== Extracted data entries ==
════════════════════
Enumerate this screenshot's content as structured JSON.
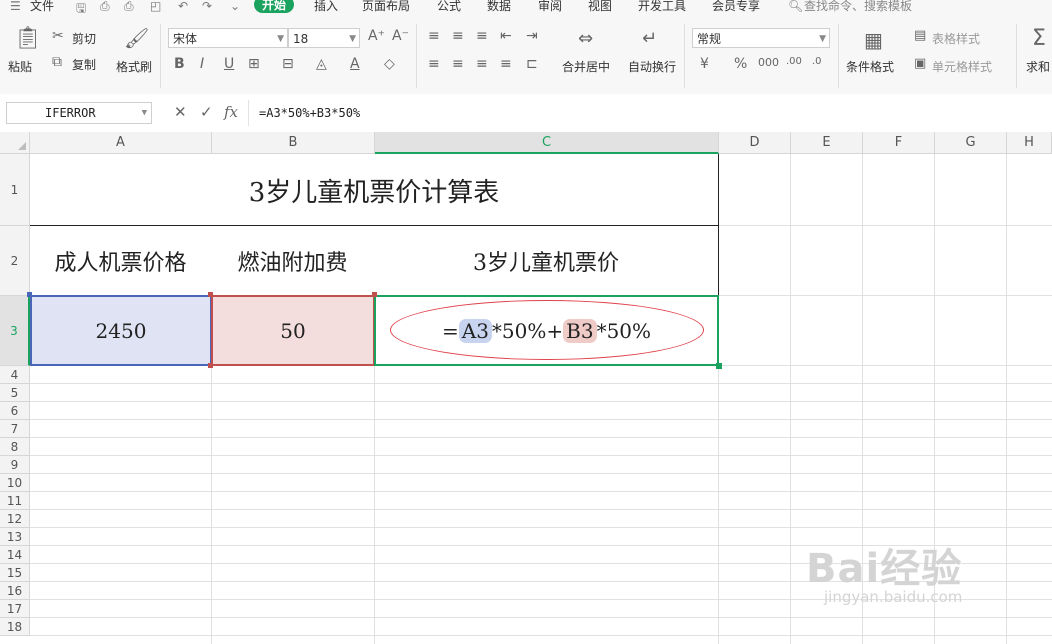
{
  "menu": {
    "file": "文件",
    "tabs": [
      "开始",
      "插入",
      "页面布局",
      "公式",
      "数据",
      "审阅",
      "视图",
      "开发工具",
      "会员专享"
    ],
    "active_tab": "开始",
    "search": "查找命令、搜索模板"
  },
  "ribbon": {
    "paste": "粘贴",
    "cut": "剪切",
    "copy": "复制",
    "format_painter": "格式刷",
    "font_name": "宋体",
    "font_size": "18",
    "merge_center": "合并居中",
    "wrap_text": "自动换行",
    "number_format": "常规",
    "cond_format": "条件格式",
    "table_style": "表格样式",
    "cell_style": "单元格样式",
    "sum": "求和"
  },
  "formula_bar": {
    "name_box": "IFERROR",
    "fx": "fx",
    "formula": "=A3*50%+B3*50%"
  },
  "columns": [
    "A",
    "B",
    "C",
    "D",
    "E",
    "F",
    "G",
    "H"
  ],
  "rows": [
    "1",
    "2",
    "3",
    "4",
    "5",
    "6",
    "7",
    "8",
    "9",
    "10",
    "11",
    "12",
    "13",
    "14",
    "15",
    "16",
    "17",
    "18"
  ],
  "sheet": {
    "title": "3岁儿童机票价计算表",
    "headers": [
      "成人机票价格",
      "燃油附加费",
      "3岁儿童机票价"
    ],
    "values": [
      "2450",
      "50"
    ],
    "formula_parts": {
      "eq": "=",
      "ref_a": "A3",
      "mid": "*50%+",
      "ref_b": "B3",
      "tail": "*50%"
    }
  },
  "colors": {
    "accent": "#1aa35f",
    "cell_a3_fill": "#dfe3f4",
    "cell_b3_fill": "#f4dedd",
    "ellipse": "#e0434b"
  },
  "watermark": {
    "logo_text": "Bai经验",
    "url": "jingyan.baidu.com"
  }
}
════════════════════
== YOUR OBJECTIVE ==
Reproduce every entry exactly, but omit each picture.

== EXERCISE ANSWER ==
Enumerate this screenshot's content as structured JSON.
{
  "menu": {
    "file": "文件",
    "tabs": [
      "开始",
      "插入",
      "页面布局",
      "公式",
      "数据",
      "审阅",
      "视图",
      "开发工具",
      "会员专享"
    ],
    "active_tab": "开始",
    "search": "查找命令、搜索模板"
  },
  "ribbon": {
    "paste": "粘贴",
    "cut": "剪切",
    "copy": "复制",
    "format_painter": "格式刷",
    "font_name": "宋体",
    "font_size": "18",
    "merge_center": "合并居中",
    "wrap_text": "自动换行",
    "number_format": "常规",
    "cond_format": "条件格式",
    "table_style": "表格样式",
    "cell_style": "单元格样式",
    "sum": "求和"
  },
  "formula_bar": {
    "name_box": "IFERROR",
    "fx": "fx",
    "formula": "=A3*50%+B3*50%"
  },
  "columns": [
    "A",
    "B",
    "C",
    "D",
    "E",
    "F",
    "G",
    "H"
  ],
  "rows": [
    "1",
    "2",
    "3",
    "4",
    "5",
    "6",
    "7",
    "8",
    "9",
    "10",
    "11",
    "12",
    "13",
    "14",
    "15",
    "16",
    "17",
    "18"
  ],
  "sheet": {
    "title": "3岁儿童机票价计算表",
    "headers": [
      "成人机票价格",
      "燃油附加费",
      "3岁儿童机票价"
    ],
    "values": [
      "2450",
      "50"
    ],
    "formula_parts": {
      "eq": "=",
      "ref_a": "A3",
      "mid": "*50%+",
      "ref_b": "B3",
      "tail": "*50%"
    }
  },
  "colors": {
    "accent": "#1aa35f",
    "cell_a3_fill": "#dfe3f4",
    "cell_b3_fill": "#f4dedd",
    "ellipse": "#e0434b"
  },
  "watermark": {
    "logo_text": "Bai经验",
    "url": "jingyan.baidu.com"
  }
}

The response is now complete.